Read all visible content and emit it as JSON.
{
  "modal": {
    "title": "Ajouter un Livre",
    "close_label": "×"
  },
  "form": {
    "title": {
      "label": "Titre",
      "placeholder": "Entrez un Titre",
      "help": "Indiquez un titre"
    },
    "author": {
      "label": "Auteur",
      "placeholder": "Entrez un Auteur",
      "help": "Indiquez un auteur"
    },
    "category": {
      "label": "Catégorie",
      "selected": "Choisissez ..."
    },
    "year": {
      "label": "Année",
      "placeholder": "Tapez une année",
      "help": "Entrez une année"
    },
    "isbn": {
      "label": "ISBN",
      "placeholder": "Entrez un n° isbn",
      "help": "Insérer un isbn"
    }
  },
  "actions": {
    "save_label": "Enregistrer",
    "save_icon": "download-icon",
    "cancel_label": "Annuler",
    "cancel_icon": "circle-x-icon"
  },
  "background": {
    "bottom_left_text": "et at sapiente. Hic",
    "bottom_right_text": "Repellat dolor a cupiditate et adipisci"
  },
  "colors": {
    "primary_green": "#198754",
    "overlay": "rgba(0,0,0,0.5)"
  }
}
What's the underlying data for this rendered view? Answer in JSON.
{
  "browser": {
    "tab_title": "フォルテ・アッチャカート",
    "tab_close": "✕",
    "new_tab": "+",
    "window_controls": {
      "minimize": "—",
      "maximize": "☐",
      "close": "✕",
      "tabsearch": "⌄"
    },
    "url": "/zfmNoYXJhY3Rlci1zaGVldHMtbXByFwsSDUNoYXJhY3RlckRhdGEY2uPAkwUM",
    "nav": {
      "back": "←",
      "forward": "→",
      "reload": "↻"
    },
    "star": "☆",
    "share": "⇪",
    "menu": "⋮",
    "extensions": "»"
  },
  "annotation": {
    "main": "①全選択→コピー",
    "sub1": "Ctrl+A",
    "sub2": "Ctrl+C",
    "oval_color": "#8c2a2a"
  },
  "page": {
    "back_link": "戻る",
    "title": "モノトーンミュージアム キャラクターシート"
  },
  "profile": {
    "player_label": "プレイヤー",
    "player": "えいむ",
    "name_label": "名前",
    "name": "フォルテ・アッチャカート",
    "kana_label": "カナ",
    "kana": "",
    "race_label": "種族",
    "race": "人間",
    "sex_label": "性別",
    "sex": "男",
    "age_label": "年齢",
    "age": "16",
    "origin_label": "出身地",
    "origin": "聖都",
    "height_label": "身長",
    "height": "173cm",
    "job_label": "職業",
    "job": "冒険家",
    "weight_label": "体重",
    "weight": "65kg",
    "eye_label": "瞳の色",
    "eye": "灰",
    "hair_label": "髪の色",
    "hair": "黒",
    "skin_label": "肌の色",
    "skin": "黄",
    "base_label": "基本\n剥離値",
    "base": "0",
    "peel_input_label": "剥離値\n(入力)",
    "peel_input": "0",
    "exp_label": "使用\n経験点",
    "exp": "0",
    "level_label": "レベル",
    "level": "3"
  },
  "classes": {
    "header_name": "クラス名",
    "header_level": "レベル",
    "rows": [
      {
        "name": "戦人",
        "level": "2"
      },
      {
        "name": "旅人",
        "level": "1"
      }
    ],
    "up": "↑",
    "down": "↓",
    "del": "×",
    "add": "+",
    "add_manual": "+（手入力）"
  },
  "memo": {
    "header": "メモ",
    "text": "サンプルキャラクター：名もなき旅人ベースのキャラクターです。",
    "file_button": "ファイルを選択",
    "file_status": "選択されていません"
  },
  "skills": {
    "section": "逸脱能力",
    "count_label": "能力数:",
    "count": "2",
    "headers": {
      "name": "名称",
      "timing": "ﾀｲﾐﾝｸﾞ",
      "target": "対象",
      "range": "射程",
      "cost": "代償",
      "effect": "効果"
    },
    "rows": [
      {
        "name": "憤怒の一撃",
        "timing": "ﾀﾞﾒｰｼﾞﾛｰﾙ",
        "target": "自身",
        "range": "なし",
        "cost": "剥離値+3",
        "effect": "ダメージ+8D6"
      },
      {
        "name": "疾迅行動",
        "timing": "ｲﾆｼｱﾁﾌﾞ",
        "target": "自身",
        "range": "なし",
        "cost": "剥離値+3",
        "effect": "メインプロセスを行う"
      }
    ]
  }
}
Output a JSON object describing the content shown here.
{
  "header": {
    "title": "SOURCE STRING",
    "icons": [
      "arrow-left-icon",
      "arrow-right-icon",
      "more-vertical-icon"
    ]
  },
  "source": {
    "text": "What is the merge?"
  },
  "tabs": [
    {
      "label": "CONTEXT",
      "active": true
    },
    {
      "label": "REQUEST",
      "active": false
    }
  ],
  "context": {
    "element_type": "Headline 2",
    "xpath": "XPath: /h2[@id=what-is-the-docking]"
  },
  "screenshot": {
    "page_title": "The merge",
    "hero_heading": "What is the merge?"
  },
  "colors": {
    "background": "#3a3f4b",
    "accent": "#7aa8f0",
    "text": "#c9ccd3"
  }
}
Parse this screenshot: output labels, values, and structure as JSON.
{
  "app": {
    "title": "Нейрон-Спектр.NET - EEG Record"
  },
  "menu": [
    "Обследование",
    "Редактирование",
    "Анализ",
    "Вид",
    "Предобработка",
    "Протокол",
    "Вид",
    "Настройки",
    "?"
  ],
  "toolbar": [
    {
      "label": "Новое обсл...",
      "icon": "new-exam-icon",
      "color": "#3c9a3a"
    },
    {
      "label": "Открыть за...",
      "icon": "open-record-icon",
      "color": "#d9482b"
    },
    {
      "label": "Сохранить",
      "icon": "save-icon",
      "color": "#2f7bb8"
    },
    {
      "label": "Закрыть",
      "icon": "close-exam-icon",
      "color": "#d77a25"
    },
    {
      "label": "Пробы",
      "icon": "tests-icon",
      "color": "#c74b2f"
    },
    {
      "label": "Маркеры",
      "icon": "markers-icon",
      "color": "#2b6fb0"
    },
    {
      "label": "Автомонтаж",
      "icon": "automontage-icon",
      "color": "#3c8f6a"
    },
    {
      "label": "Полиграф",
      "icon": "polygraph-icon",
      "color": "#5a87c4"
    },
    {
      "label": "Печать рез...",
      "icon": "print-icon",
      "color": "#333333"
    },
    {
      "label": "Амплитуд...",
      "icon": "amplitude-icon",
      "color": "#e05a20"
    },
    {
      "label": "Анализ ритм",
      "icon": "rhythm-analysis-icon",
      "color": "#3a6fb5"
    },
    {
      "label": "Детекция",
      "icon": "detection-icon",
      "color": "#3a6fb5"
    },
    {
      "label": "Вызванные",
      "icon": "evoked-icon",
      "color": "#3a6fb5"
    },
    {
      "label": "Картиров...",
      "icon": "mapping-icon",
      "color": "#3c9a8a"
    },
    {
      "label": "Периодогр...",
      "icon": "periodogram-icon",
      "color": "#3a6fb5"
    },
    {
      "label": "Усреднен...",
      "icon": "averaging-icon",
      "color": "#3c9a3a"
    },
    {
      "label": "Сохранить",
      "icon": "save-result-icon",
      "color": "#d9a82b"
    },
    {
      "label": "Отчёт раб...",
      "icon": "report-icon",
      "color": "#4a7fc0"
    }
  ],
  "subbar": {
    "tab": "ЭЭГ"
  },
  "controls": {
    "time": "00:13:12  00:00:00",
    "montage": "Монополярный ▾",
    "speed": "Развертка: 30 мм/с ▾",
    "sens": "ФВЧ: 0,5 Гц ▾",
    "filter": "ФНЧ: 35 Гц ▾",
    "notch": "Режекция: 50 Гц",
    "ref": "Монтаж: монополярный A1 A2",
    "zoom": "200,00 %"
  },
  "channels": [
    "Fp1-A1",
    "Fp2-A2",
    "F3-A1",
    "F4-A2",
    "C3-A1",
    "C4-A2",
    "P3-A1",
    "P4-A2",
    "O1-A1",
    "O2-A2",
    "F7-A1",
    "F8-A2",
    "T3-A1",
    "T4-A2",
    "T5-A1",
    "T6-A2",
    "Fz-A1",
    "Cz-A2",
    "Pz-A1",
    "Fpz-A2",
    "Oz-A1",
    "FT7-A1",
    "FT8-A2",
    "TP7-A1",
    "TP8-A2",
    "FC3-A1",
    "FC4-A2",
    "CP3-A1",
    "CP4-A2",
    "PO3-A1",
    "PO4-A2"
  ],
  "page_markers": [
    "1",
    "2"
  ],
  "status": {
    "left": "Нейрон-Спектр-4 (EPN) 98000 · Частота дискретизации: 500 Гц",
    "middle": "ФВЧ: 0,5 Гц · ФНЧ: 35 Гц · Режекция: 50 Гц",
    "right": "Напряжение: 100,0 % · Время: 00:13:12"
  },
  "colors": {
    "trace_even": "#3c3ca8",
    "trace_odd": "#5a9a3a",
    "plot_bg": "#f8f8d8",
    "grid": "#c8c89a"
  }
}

-=-=-

## Problem description
Locate the lines above that hold the word "Режекция". Show every one of them.

## The response
    "notch": "Режекция: 50 Гц",
    "middle": "ФВЧ: 0,5 Гц · ФНЧ: 35 Гц · Режекция: 50 Гц",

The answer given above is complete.